[Aim of the exercise]
Extract the complete listing and repeat it word for word.

[Records for this task]
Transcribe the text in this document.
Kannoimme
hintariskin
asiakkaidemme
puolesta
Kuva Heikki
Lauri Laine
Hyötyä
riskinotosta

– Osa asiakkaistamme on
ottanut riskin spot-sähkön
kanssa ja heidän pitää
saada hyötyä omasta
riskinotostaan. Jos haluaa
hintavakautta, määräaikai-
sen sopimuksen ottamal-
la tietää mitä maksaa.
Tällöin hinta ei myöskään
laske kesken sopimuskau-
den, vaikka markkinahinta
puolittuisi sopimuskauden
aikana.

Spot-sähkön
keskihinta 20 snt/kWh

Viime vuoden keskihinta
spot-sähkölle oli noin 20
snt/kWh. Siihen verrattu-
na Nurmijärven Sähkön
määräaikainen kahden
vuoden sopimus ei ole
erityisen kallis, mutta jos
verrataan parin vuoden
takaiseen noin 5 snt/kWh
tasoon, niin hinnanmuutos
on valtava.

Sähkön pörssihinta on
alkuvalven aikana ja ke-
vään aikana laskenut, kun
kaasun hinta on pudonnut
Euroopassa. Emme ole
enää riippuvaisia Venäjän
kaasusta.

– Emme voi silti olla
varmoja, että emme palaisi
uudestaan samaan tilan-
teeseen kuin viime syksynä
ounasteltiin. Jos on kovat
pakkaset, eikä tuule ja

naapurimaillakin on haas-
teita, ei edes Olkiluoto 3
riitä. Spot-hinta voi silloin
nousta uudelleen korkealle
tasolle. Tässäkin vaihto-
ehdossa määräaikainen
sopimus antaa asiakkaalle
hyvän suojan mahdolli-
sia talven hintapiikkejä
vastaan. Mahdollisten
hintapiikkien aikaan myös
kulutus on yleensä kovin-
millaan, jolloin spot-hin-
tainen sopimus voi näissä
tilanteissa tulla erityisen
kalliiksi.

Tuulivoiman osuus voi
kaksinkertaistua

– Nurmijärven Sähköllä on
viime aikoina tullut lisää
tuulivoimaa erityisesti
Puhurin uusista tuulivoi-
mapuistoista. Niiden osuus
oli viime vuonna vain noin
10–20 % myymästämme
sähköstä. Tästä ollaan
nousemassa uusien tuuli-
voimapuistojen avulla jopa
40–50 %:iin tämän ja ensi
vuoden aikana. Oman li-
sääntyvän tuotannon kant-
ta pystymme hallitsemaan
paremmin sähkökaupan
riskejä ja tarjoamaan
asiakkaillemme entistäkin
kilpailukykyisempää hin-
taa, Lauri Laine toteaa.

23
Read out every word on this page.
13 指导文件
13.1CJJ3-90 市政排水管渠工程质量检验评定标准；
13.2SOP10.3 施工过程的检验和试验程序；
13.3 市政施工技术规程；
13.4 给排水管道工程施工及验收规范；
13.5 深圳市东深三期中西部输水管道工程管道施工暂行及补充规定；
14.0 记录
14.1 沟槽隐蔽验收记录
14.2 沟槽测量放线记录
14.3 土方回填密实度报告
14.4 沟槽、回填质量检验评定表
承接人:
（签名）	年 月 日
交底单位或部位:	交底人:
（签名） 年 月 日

[Task result]
Transcribe the text in this document.
Kannoimme
hintariskin
asiakkaidemme
puolesta
Kuva Heikki
Lauri Laine
Hyötyä
riskinotosta

– Osa asiakkaistamme on
ottanut riskin spot-sähkön
kanssa ja heidän pitää
saada hyötyä omasta
riskinotostaan. Jos haluaa
hintavakautta, määräaikai-
sen sopimuksen ottamal-
la tietää mitä maksaa.
Tällöin hinta ei myöskään
laske kesken sopimuskau-
den, vaikka markkinahinta
puolittuisi sopimuskauden
aikana.

Spot-sähkön
keskihinta 20 snt/kWh

Viime vuoden keskihinta
spot-sähkölle oli noin 20
snt/kWh. Siihen verrattu-
na Nurmijärven Sähkön
määräaikainen kahden
vuoden sopimus ei ole
erityisen kallis, mutta jos
verrataan parin vuoden
takaiseen noin 5 snt/kWh
tasoon, niin hinnanmuutos
on valtava.

Sähkön pörssihinta on
alkuvalven aikana ja ke-
vään aikana laskenut, kun
kaasun hinta on pudonnut
Euroopassa. Emme ole
enää riippuvaisia Venäjän
kaasusta.

– Emme voi silti olla
varmoja, että emme palaisi
uudestaan samaan tilan-
teeseen kuin viime syksynä
ounasteltiin. Jos on kovat
pakkaset, eikä tuule ja

naapurimaillakin on haas-
teita, ei edes Olkiluoto 3
riitä. Spot-hinta voi silloin
nousta uudelleen korkealle
tasolle. Tässäkin vaihto-
ehdossa määräaikainen
sopimus antaa asiakkaalle
hyvän suojan mahdolli-
sia talven hintapiikkejä
vastaan. Mahdollisten
hintapiikkien aikaan myös
kulutus on yleensä kovin-
millaan, jolloin spot-hin-
tainen sopimus voi näissä
tilanteissa tulla erityisen
kalliiksi.

Tuulivoiman osuus voi
kaksinkertaistua

– Nurmijärven Sähköllä on
viime aikoina tullut lisää
tuulivoimaa erityisesti
Puhurin uusista tuulivoi-
mapuistoista. Niiden osuus
oli viime vuonna vain noin
10–20 % myymästämme
sähköstä. Tästä ollaan
nousemassa uusien tuuli-
voimapuistojen avulla jopa
40–50 %:iin tämän ja ensi
vuoden aikana. Oman li-
sääntyvän tuotannon kant-
ta pystymme hallitsemaan
paremmin sähkökaupan
riskejä ja tarjoamaan
asiakkaillemme entistäkin
kilpailukykyisempää hin-
taa, Lauri Laine toteaa.

23
Read out every word on this page.
13 指导文件
13.1CJJ3-90 市政排水管渠工程质量检验评定标准；
13.2SOP10.3 施工过程的检验和试验程序；
13.3 市政施工技术规程；
13.4 给排水管道工程施工及验收规范；
13.5 深圳市东深三期中西部输水管道工程管道施工暂行及补充规定；
14.0 记录
14.1 沟槽隐蔽验收记录
14.2 沟槽测量放线记录
14.3 土方回填密实度报告
14.4 沟槽、回填质量检验评定表
承接人:
（签名）	年 月 日
交底单位或部位:	交底人:
（签名） 年 月 日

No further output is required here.